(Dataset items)
-- START --

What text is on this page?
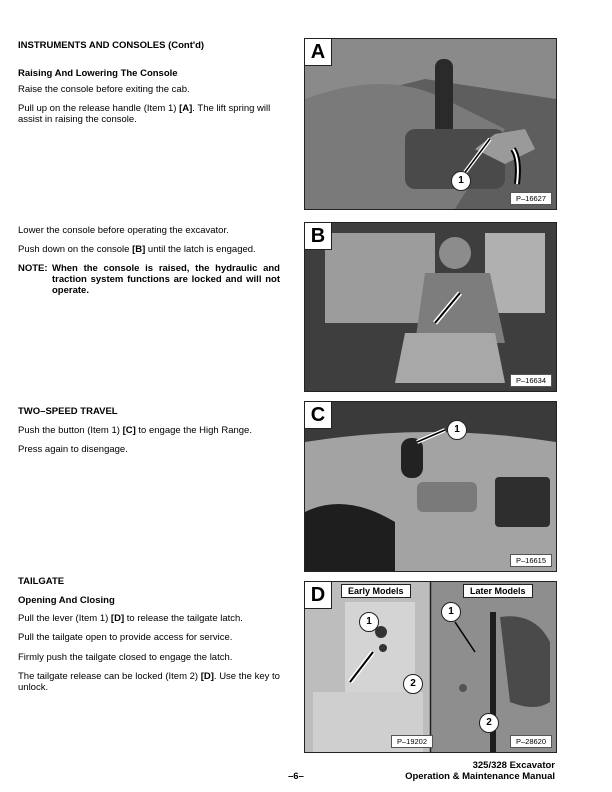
INSTRUMENTS AND CONSOLES (Cont'd)
Raising And Lowering The Console
Raise the console before exiting the cab.
Pull up on the release handle (Item 1) [A]. The lift spring will assist in raising the console.
Lower the console before operating the excavator.
Push down on the console [B] until the latch is engaged.
NOTE: When the console is raised, the hydraulic and traction system functions are locked and will not operate.
TWO–SPEED TRAVEL
Push the button (Item 1) [C] to engage the High Range.
Press again to disengage.
TAILGATE
Opening And Closing
Pull the lever (Item 1) [D] to release the tailgate latch.
Pull the tailgate open to provide access for service.
Firmly push the tailgate closed to engage the latch.
The tailgate release can be locked (Item 2) [D]. Use the key to unlock.
A
1
P–16627
B
P–16634
C
1
P–16615
D	Early Models	Later Models
1
2
1
2
P–19202	P–28620
–6–
325/328 Excavator
Operation & Maintenance Manual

-- END --

WHAT IS NEEDED = The pictures in the entries should be left out; output everything else exactly.

CORRECT ANSWER =
What text is on this page?
INSTRUMENTS AND CONSOLES (Cont'd)
Raising And Lowering The Console
Raise the console before exiting the cab.
Pull up on the release handle (Item 1) [A]. The lift spring will assist in raising the console.
Lower the console before operating the excavator.
Push down on the console [B] until the latch is engaged.
NOTE: When the console is raised, the hydraulic and traction system functions are locked and will not operate.
TWO–SPEED TRAVEL
Push the button (Item 1) [C] to engage the High Range.
Press again to disengage.
TAILGATE
Opening And Closing
Pull the lever (Item 1) [D] to release the tailgate latch.
Pull the tailgate open to provide access for service.
Firmly push the tailgate closed to engage the latch.
The tailgate release can be locked (Item 2) [D]. Use the key to unlock.
A
1
P–16627
B
P–16634
C
1
P–16615
D	Early Models	Later Models
1
2
1
2
P–19202	P–28620
–6–
325/328 Excavator
Operation & Maintenance Manual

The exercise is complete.